[Source data]
+++
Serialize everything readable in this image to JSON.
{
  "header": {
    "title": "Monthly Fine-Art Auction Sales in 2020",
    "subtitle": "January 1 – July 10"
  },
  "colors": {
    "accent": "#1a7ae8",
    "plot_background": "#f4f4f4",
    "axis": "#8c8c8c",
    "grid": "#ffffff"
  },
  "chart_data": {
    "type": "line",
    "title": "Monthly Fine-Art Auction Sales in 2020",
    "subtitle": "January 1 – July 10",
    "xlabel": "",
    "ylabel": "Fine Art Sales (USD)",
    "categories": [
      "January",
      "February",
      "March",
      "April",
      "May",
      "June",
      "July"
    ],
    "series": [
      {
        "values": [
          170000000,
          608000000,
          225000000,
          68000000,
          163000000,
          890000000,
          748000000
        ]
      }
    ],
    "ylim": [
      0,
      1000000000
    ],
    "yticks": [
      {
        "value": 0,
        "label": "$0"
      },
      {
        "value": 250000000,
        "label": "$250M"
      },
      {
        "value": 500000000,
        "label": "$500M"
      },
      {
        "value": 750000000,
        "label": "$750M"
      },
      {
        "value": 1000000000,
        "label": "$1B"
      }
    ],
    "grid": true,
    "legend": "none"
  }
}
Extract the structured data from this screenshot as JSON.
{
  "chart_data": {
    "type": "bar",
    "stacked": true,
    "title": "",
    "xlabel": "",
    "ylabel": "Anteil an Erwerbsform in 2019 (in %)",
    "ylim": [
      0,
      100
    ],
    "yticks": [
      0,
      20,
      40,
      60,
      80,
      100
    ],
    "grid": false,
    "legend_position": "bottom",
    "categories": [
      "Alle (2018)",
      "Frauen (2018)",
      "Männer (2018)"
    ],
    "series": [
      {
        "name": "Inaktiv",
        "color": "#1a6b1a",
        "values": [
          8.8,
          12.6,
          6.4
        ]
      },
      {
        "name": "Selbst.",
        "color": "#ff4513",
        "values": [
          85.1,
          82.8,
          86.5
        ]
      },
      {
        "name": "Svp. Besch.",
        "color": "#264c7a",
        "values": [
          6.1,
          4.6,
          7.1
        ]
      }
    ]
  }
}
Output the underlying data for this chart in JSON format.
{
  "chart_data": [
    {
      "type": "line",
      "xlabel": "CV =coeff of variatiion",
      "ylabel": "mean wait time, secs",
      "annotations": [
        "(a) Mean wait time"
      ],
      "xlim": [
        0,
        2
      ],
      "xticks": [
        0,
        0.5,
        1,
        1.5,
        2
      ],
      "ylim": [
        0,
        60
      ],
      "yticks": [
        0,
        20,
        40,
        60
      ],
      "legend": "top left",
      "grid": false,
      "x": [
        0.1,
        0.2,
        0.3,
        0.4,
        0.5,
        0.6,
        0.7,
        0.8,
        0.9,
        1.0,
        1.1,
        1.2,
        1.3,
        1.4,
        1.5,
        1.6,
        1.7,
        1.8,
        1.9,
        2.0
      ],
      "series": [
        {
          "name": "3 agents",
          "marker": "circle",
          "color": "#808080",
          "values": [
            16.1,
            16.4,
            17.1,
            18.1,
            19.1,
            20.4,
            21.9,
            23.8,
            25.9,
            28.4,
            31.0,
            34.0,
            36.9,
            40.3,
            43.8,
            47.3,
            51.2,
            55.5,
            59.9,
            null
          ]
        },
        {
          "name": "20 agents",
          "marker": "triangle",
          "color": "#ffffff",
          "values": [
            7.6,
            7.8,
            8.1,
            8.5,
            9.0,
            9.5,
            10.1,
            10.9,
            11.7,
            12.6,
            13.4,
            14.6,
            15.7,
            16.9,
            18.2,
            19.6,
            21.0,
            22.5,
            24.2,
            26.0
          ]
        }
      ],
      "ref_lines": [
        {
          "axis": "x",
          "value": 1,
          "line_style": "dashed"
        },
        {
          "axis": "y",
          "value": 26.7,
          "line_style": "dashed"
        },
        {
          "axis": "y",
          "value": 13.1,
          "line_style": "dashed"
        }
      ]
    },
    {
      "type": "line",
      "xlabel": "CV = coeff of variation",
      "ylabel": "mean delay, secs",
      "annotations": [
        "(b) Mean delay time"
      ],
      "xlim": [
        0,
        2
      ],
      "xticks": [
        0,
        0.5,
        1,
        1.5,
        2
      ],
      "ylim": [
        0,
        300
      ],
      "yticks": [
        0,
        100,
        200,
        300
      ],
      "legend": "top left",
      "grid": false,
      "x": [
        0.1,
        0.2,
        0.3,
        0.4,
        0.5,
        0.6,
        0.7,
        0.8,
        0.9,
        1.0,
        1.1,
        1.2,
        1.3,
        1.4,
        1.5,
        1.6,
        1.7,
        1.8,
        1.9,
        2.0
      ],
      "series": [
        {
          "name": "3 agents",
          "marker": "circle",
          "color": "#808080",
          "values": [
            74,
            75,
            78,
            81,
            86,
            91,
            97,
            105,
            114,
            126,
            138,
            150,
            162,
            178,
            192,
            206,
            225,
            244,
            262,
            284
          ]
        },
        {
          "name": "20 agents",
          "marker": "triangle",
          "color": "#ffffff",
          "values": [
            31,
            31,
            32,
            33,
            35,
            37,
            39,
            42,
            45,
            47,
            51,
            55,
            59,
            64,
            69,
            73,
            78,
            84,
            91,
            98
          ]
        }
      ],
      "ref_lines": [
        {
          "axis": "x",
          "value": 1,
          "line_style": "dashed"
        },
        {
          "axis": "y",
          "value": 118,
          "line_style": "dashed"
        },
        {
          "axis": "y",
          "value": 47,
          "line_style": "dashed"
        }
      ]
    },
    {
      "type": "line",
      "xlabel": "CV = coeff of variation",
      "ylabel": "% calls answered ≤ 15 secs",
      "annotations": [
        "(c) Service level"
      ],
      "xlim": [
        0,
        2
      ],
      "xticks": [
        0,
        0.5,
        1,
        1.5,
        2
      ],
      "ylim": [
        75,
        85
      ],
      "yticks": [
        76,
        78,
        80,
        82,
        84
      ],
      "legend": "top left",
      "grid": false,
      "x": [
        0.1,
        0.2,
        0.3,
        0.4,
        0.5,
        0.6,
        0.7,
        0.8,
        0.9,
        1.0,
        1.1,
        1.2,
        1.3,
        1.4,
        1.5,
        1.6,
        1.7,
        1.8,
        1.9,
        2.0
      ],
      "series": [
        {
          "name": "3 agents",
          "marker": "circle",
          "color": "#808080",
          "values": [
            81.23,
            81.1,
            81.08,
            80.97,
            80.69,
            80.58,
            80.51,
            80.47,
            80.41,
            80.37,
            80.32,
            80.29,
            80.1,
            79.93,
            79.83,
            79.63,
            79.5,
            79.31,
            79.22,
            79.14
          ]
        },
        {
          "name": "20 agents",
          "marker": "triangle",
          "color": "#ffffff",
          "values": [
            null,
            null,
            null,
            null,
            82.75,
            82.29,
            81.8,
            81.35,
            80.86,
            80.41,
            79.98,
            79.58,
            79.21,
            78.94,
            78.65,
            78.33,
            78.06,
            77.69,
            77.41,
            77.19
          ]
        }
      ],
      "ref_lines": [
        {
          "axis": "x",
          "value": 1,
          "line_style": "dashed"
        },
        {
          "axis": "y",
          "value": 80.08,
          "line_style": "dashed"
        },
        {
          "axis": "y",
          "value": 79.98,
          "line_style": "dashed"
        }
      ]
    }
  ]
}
+++
Print out all the entries precisely as written.

Serialize everything readable in this image to JSON.
{
  "header": {
    "title": "Monthly Fine-Art Auction Sales in 2020",
    "subtitle": "January 1 – July 10"
  },
  "colors": {
    "accent": "#1a7ae8",
    "plot_background": "#f4f4f4",
    "axis": "#8c8c8c",
    "grid": "#ffffff"
  },
  "chart_data": {
    "type": "line",
    "title": "Monthly Fine-Art Auction Sales in 2020",
    "subtitle": "January 1 – July 10",
    "xlabel": "",
    "ylabel": "Fine Art Sales (USD)",
    "categories": [
      "January",
      "February",
      "March",
      "April",
      "May",
      "June",
      "July"
    ],
    "series": [
      {
        "values": [
          170000000,
          608000000,
          225000000,
          68000000,
          163000000,
          890000000,
          748000000
        ]
      }
    ],
    "ylim": [
      0,
      1000000000
    ],
    "yticks": [
      {
        "value": 0,
        "label": "$0"
      },
      {
        "value": 250000000,
        "label": "$250M"
      },
      {
        "value": 500000000,
        "label": "$500M"
      },
      {
        "value": 750000000,
        "label": "$750M"
      },
      {
        "value": 1000000000,
        "label": "$1B"
      }
    ],
    "grid": true,
    "legend": "none"
  }
}
Extract the structured data from this screenshot as JSON.
{
  "chart_data": {
    "type": "bar",
    "stacked": true,
    "title": "",
    "xlabel": "",
    "ylabel": "Anteil an Erwerbsform in 2019 (in %)",
    "ylim": [
      0,
      100
    ],
    "yticks": [
      0,
      20,
      40,
      60,
      80,
      100
    ],
    "grid": false,
    "legend_position": "bottom",
    "categories": [
      "Alle (2018)",
      "Frauen (2018)",
      "Männer (2018)"
    ],
    "series": [
      {
        "name": "Inaktiv",
        "color": "#1a6b1a",
        "values": [
          8.8,
          12.6,
          6.4
        ]
      },
      {
        "name": "Selbst.",
        "color": "#ff4513",
        "values": [
          85.1,
          82.8,
          86.5
        ]
      },
      {
        "name": "Svp. Besch.",
        "color": "#264c7a",
        "values": [
          6.1,
          4.6,
          7.1
        ]
      }
    ]
  }
}
Output the underlying data for this chart in JSON format.
{
  "chart_data": [
    {
      "type": "line",
      "xlabel": "CV =coeff of variatiion",
      "ylabel": "mean wait time, secs",
      "annotations": [
        "(a) Mean wait time"
      ],
      "xlim": [
        0,
        2
      ],
      "xticks": [
        0,
        0.5,
        1,
        1.5,
        2
      ],
      "ylim": [
        0,
        60
      ],
      "yticks": [
        0,
        20,
        40,
        60
      ],
      "legend": "top left",
      "grid": false,
      "x": [
        0.1,
        0.2,
        0.3,
        0.4,
        0.5,
        0.6,
        0.7,
        0.8,
        0.9,
        1.0,
        1.1,
        1.2,
        1.3,
        1.4,
        1.5,
        1.6,
        1.7,
        1.8,
        1.9,
        2.0
      ],
      "series": [
        {
          "name": "3 agents",
          "marker": "circle",
          "color": "#808080",
          "values": [
            16.1,
            16.4,
            17.1,
            18.1,
            19.1,
            20.4,
            21.9,
            23.8,
            25.9,
            28.4,
            31.0,
            34.0,
            36.9,
            40.3,
            43.8,
            47.3,
            51.2,
            55.5,
            59.9,
            null
          ]
        },
        {
          "name": "20 agents",
          "marker": "triangle",
          "color": "#ffffff",
          "values": [
            7.6,
            7.8,
            8.1,
            8.5,
            9.0,
            9.5,
            10.1,
            10.9,
            11.7,
            12.6,
            13.4,
            14.6,
            15.7,
            16.9,
            18.2,
            19.6,
            21.0,
            22.5,
            24.2,
            26.0
          ]
        }
      ],
      "ref_lines": [
        {
          "axis": "x",
          "value": 1,
          "line_style": "dashed"
        },
        {
          "axis": "y",
          "value": 26.7,
          "line_style": "dashed"
        },
        {
          "axis": "y",
          "value": 13.1,
          "line_style": "dashed"
        }
      ]
    },
    {
      "type": "line",
      "xlabel": "CV = coeff of variation",
      "ylabel": "mean delay, secs",
      "annotations": [
        "(b) Mean delay time"
      ],
      "xlim": [
        0,
        2
      ],
      "xticks": [
        0,
        0.5,
        1,
        1.5,
        2
      ],
      "ylim": [
        0,
        300
      ],
      "yticks": [
        0,
        100,
        200,
        300
      ],
      "legend": "top left",
      "grid": false,
      "x": [
        0.1,
        0.2,
        0.3,
        0.4,
        0.5,
        0.6,
        0.7,
        0.8,
        0.9,
        1.0,
        1.1,
        1.2,
        1.3,
        1.4,
        1.5,
        1.6,
        1.7,
        1.8,
        1.9,
        2.0
      ],
      "series": [
        {
          "name": "3 agents",
          "marker": "circle",
          "color": "#808080",
          "values": [
            74,
            75,
            78,
            81,
            86,
            91,
            97,
            105,
            114,
            126,
            138,
            150,
            162,
            178,
            192,
            206,
            225,
            244,
            262,
            284
          ]
        },
        {
          "name": "20 agents",
          "marker": "triangle",
          "color": "#ffffff",
          "values": [
            31,
            31,
            32,
            33,
            35,
            37,
            39,
            42,
            45,
            47,
            51,
            55,
            59,
            64,
            69,
            73,
            78,
            84,
            91,
            98
          ]
        }
      ],
      "ref_lines": [
        {
          "axis": "x",
          "value": 1,
          "line_style": "dashed"
        },
        {
          "axis": "y",
          "value": 118,
          "line_style": "dashed"
        },
        {
          "axis": "y",
          "value": 47,
          "line_style": "dashed"
        }
      ]
    },
    {
      "type": "line",
      "xlabel": "CV = coeff of variation",
      "ylabel": "% calls answered ≤ 15 secs",
      "annotations": [
        "(c) Service level"
      ],
      "xlim": [
        0,
        2
      ],
      "xticks": [
        0,
        0.5,
        1,
        1.5,
        2
      ],
      "ylim": [
        75,
        85
      ],
      "yticks": [
        76,
        78,
        80,
        82,
        84
      ],
      "legend": "top left",
      "grid": false,
      "x": [
        0.1,
        0.2,
        0.3,
        0.4,
        0.5,
        0.6,
        0.7,
        0.8,
        0.9,
        1.0,
        1.1,
        1.2,
        1.3,
        1.4,
        1.5,
        1.6,
        1.7,
        1.8,
        1.9,
        2.0
      ],
      "series": [
        {
          "name": "3 agents",
          "marker": "circle",
          "color": "#808080",
          "values": [
            81.23,
            81.1,
            81.08,
            80.97,
            80.69,
            80.58,
            80.51,
            80.47,
            80.41,
            80.37,
            80.32,
            80.29,
            80.1,
            79.93,
            79.83,
            79.63,
            79.5,
            79.31,
            79.22,
            79.14
          ]
        },
        {
          "name": "20 agents",
          "marker": "triangle",
          "color": "#ffffff",
          "values": [
            null,
            null,
            null,
            null,
            82.75,
            82.29,
            81.8,
            81.35,
            80.86,
            80.41,
            79.98,
            79.58,
            79.21,
            78.94,
            78.65,
            78.33,
            78.06,
            77.69,
            77.41,
            77.19
          ]
        }
      ],
      "ref_lines": [
        {
          "axis": "x",
          "value": 1,
          "line_style": "dashed"
        },
        {
          "axis": "y",
          "value": 80.08,
          "line_style": "dashed"
        },
        {
          "axis": "y",
          "value": 79.98,
          "line_style": "dashed"
        }
      ]
    }
  ]
}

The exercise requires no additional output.